# Exercise
Answer these questions using the Sheyenne River text below:
1. How far does the river meander across eastern North Dakota?
2. In what year was the Baldhill Dam constructed?
3. Why is the Sheyenne classified as a "perch river"?

= Sheyenne River =

River in North Dakota, U.S.

The Sheyenne River is one of the major tributaries of the Red River of the North, meandering 591 mi across eastern North Dakota, United States.

The river begins about 15 mi north of McClusky, and flows generally eastward before turning south near McVille. The southerly flow of the river continues through Griggs and Barnes counties before it turns in a northeastward direction near Lisbon. The river forms the 27-mile long Lake Ashtabula behind the Baldhill Dam north of Valley City, which was constructed in 1951 for flood control by the US Army Corps of Engineers.

The Sheyenne is classified as a "perch river," as its banks are higher than the surrounding ground, formed as natural levees in flooding centuries ago. When floodwaters break through the banks, they spread in a wide area.

# Data provided
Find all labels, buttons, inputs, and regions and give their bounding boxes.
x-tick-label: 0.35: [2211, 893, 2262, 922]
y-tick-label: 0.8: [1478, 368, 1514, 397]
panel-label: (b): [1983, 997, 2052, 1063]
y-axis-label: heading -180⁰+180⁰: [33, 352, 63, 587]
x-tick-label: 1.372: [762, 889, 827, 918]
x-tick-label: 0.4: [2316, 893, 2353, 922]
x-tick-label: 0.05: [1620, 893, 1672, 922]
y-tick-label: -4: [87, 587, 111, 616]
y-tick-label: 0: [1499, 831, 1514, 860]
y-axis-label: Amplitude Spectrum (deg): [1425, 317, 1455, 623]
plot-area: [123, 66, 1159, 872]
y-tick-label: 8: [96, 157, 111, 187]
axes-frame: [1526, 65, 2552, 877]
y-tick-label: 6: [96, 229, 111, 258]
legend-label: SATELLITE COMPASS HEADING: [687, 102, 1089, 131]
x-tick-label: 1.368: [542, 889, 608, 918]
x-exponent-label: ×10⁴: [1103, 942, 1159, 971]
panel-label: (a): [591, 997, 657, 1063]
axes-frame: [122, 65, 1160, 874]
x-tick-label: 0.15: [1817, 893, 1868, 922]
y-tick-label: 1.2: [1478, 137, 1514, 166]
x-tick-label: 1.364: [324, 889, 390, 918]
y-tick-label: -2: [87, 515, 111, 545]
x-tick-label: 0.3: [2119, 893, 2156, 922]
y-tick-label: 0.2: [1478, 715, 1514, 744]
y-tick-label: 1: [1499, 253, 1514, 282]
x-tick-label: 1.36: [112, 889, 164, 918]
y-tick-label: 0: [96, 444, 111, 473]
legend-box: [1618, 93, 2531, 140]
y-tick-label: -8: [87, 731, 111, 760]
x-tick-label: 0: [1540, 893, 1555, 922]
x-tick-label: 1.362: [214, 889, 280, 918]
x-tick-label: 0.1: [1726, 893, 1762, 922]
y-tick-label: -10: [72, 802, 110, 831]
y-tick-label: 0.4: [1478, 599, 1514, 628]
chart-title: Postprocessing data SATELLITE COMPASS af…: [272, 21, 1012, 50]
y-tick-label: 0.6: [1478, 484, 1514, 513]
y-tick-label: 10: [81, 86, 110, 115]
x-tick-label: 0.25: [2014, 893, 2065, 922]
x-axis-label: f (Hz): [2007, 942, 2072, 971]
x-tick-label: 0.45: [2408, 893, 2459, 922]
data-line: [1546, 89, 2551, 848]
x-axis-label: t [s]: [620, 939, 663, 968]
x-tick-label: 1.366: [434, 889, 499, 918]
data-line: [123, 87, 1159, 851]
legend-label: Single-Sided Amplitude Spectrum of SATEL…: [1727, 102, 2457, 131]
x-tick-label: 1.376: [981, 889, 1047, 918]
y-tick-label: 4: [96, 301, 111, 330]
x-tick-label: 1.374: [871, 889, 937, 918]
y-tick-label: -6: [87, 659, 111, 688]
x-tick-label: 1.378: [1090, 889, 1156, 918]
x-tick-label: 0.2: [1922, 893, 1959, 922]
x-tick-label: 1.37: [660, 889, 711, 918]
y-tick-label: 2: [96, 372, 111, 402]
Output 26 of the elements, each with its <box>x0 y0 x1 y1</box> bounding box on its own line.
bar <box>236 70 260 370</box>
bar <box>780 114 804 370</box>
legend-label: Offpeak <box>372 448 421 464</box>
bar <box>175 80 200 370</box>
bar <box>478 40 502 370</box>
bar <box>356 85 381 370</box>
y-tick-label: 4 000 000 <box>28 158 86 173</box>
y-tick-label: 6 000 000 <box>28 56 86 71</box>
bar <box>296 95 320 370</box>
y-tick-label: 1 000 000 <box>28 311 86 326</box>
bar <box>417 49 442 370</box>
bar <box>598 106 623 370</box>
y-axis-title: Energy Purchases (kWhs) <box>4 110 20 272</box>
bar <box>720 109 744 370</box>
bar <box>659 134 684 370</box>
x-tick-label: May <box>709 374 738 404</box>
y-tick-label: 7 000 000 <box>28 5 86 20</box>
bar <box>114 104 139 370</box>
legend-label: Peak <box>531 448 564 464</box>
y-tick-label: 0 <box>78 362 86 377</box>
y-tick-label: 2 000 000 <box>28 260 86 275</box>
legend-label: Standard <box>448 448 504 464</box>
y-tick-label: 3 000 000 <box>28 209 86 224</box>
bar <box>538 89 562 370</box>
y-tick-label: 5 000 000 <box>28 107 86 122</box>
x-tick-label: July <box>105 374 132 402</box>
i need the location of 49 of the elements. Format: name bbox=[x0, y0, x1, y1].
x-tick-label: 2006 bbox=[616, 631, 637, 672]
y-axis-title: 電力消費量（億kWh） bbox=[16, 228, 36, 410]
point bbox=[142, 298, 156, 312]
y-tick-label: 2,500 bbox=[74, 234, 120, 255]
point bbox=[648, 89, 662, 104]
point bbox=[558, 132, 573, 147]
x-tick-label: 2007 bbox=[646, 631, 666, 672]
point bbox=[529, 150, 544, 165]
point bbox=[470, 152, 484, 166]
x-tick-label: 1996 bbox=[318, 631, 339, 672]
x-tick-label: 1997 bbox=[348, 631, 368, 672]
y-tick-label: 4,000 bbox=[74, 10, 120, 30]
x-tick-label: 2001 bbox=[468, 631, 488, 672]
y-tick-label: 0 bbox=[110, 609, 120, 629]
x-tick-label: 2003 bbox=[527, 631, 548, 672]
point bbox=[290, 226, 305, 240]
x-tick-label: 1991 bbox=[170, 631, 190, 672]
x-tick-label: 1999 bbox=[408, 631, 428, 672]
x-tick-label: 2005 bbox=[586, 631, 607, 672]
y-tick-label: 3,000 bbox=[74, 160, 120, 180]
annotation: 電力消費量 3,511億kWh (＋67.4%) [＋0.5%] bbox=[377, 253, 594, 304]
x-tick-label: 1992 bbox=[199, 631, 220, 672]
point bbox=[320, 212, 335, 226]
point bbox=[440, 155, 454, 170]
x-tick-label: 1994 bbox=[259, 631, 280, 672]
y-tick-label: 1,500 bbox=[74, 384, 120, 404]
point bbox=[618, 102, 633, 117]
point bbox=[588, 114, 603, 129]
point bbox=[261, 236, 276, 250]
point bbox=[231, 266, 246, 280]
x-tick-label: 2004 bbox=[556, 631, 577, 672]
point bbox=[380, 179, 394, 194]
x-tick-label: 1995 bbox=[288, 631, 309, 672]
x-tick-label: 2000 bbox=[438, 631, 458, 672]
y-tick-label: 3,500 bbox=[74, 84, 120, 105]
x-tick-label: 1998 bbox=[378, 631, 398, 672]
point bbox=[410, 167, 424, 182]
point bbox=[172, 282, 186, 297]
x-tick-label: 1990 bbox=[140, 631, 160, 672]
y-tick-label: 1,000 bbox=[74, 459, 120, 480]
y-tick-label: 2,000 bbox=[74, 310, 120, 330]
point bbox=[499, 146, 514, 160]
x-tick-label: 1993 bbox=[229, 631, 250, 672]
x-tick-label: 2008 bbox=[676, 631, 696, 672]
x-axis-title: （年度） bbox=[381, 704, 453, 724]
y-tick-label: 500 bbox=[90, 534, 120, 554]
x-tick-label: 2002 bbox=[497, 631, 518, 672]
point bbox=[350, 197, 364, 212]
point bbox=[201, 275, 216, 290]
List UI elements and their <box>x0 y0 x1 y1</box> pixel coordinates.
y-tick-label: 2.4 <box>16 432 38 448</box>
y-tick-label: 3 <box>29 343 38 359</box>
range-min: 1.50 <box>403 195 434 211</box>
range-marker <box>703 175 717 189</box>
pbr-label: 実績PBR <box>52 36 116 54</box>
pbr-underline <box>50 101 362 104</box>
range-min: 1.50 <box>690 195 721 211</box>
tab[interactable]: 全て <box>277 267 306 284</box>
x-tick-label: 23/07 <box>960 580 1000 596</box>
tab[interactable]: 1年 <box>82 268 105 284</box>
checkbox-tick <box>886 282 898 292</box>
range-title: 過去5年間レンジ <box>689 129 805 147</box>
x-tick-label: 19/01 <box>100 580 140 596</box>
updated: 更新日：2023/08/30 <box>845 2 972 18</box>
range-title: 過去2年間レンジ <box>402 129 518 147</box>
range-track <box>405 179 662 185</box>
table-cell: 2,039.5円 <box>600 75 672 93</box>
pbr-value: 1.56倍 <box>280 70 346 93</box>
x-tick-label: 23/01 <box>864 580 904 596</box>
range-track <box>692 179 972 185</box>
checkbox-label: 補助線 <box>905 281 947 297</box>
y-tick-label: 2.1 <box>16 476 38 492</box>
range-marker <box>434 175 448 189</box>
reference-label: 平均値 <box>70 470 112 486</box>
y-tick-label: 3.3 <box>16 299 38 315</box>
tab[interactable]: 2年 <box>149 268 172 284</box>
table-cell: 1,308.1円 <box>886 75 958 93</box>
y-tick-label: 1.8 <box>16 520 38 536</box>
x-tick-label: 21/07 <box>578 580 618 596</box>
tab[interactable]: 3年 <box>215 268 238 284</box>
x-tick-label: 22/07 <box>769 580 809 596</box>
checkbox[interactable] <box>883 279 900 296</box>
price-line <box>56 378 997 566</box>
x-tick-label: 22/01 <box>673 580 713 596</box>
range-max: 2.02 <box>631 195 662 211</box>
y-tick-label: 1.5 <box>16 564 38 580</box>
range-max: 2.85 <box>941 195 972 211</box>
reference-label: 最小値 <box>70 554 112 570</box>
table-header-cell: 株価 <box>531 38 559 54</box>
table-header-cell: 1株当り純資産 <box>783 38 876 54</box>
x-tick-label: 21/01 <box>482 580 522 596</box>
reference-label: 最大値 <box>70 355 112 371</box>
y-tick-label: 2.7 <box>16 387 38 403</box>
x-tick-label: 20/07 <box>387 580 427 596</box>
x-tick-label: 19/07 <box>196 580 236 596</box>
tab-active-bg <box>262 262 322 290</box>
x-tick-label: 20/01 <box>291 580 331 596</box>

# Final answer
1. 591 miles.
2. 1951.
3. Its banks are higher than the surrounding ground.